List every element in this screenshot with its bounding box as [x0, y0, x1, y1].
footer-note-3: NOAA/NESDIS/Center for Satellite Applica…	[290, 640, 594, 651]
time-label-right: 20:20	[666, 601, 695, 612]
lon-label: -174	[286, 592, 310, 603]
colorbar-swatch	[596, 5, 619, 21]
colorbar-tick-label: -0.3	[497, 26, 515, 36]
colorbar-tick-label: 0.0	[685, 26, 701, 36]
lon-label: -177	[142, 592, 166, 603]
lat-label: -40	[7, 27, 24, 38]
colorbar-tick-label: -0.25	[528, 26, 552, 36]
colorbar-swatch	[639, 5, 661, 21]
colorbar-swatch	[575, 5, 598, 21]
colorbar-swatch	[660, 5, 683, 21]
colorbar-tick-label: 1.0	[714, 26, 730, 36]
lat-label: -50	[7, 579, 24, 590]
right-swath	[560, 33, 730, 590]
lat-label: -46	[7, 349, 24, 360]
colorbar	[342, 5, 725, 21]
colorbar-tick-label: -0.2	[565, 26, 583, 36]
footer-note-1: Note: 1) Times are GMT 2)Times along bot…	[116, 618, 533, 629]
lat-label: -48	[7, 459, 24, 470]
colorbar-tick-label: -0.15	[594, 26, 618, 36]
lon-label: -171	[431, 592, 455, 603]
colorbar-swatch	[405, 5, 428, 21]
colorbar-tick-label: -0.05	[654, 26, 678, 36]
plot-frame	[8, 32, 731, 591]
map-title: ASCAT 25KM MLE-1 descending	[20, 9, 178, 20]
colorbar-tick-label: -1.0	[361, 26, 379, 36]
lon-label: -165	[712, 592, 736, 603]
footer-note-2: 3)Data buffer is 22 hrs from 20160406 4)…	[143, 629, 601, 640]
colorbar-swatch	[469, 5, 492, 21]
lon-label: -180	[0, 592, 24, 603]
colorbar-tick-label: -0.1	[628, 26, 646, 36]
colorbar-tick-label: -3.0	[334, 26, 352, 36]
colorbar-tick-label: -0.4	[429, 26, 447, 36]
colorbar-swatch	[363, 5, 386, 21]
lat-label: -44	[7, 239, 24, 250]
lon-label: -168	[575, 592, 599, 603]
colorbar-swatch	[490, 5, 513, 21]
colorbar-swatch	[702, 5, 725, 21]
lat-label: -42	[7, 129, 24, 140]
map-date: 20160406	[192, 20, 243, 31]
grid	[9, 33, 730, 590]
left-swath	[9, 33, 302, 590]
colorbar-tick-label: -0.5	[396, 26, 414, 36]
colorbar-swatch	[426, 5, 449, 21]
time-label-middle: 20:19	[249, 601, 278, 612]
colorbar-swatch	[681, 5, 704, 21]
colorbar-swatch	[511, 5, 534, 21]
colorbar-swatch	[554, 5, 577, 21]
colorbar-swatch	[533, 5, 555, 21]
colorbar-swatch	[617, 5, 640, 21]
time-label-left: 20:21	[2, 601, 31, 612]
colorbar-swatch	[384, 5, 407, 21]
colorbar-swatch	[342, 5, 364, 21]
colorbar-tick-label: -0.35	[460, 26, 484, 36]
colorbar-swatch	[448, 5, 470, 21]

________________

**What the task asks:** Turn every line of the records above into a Markdown table with two columns, "Row" for a running row number and "Line" for the line itself. Leave out any blank lines.

**Answer to this task:**
| Row | Line |
|---|---|
| 1 | List every element in this screenshot with its bounding box as [x0, y0, x1, y1]. |
| 2 | footer-note-3: NOAA/NESDIS/Center for Satellite Applica…	[290, 640, 594, 651] |
| 3 | time-label-right: 20:20	[666, 601, 695, 612] |
| 4 | lon-label: -174	[286, 592, 310, 603] |
| 5 | colorbar-swatch	[596, 5, 619, 21] |
| 6 | colorbar-tick-label: -0.3	[497, 26, 515, 36] |
| 7 | colorbar-tick-label: 0.0	[685, 26, 701, 36] |
| 8 | lon-label: -177	[142, 592, 166, 603] |
| 9 | lat-label: -40	[7, 27, 24, 38] |
| 10 | colorbar-tick-label: -0.25	[528, 26, 552, 36] |
| 11 | colorbar-swatch	[639, 5, 661, 21] |
| 12 | colorbar-swatch	[575, 5, 598, 21] |
| 13 | colorbar-swatch	[660, 5, 683, 21] |
| 14 | colorbar-tick-label: 1.0	[714, 26, 730, 36] |
| 15 | lat-label: -50	[7, 579, 24, 590] |
| 16 | right-swath	[560, 33, 730, 590] |
| 17 | lat-label: -46	[7, 349, 24, 360] |
| 18 | colorbar	[342, 5, 725, 21] |
| 19 | colorbar-tick-label: -0.2	[565, 26, 583, 36] |
| 20 | footer-note-1: Note: 1) Times are GMT 2)Times along bot…	[116, 618, 533, 629] |
| 21 | lat-label: -48	[7, 459, 24, 470] |
| 22 | colorbar-tick-label: -0.15	[594, 26, 618, 36] |
| 23 | lon-label: -171	[431, 592, 455, 603] |
| 24 | colorbar-swatch	[405, 5, 428, 21] |
| 25 | colorbar-tick-label: -0.05	[654, 26, 678, 36] |
| 26 | plot-frame	[8, 32, 731, 591] |
| 27 | map-title: ASCAT 25KM MLE-1 descending	[20, 9, 178, 20] |
| 28 | colorbar-tick-label: -1.0	[361, 26, 379, 36] |
| 29 | lon-label: -165	[712, 592, 736, 603] |
| 30 | footer-note-2: 3)Data buffer is 22 hrs from 20160406 4)…	[143, 629, 601, 640] |
| 31 | colorbar-swatch	[469, 5, 492, 21] |
| 32 | lon-label: -180	[0, 592, 24, 603] |
| 33 | colorbar-tick-label: -0.1	[628, 26, 646, 36] |
| 34 | colorbar-tick-label: -3.0	[334, 26, 352, 36] |
| 35 | colorbar-tick-label: -0.4	[429, 26, 447, 36] |
| 36 | colorbar-swatch	[363, 5, 386, 21] |
| 37 | lat-label: -44	[7, 239, 24, 250] |
| 38 | lon-label: -168	[575, 592, 599, 603] |
| 39 | colorbar-swatch	[490, 5, 513, 21] |
| 40 | colorbar-swatch	[702, 5, 725, 21] |
| 41 | lat-label: -42	[7, 129, 24, 140] |
| 42 | map-date: 20160406	[192, 20, 243, 31] |
| 43 | grid	[9, 33, 730, 590] |
| 44 | left-swath	[9, 33, 302, 590] |
| 45 | colorbar-tick-label: -0.5	[396, 26, 414, 36] |
| 46 | colorbar-swatch	[426, 5, 449, 21] |
| 47 | time-label-middle: 20:19	[249, 601, 278, 612] |
| 48 | colorbar-swatch	[681, 5, 704, 21] |
| 49 | colorbar-swatch	[511, 5, 534, 21] |
| 50 | colorbar-swatch	[554, 5, 577, 21] |
| 51 | colorbar-swatch	[533, 5, 555, 21] |
| 52 | colorbar-swatch	[617, 5, 640, 21] |
| 53 | time-label-left: 20:21	[2, 601, 31, 612] |
| 54 | colorbar-swatch	[384, 5, 407, 21] |
| 55 | colorbar-swatch	[342, 5, 364, 21] |
| 56 | colorbar-tick-label: -0.35	[460, 26, 484, 36] |
| 57 | colorbar-swatch	[448, 5, 470, 21] |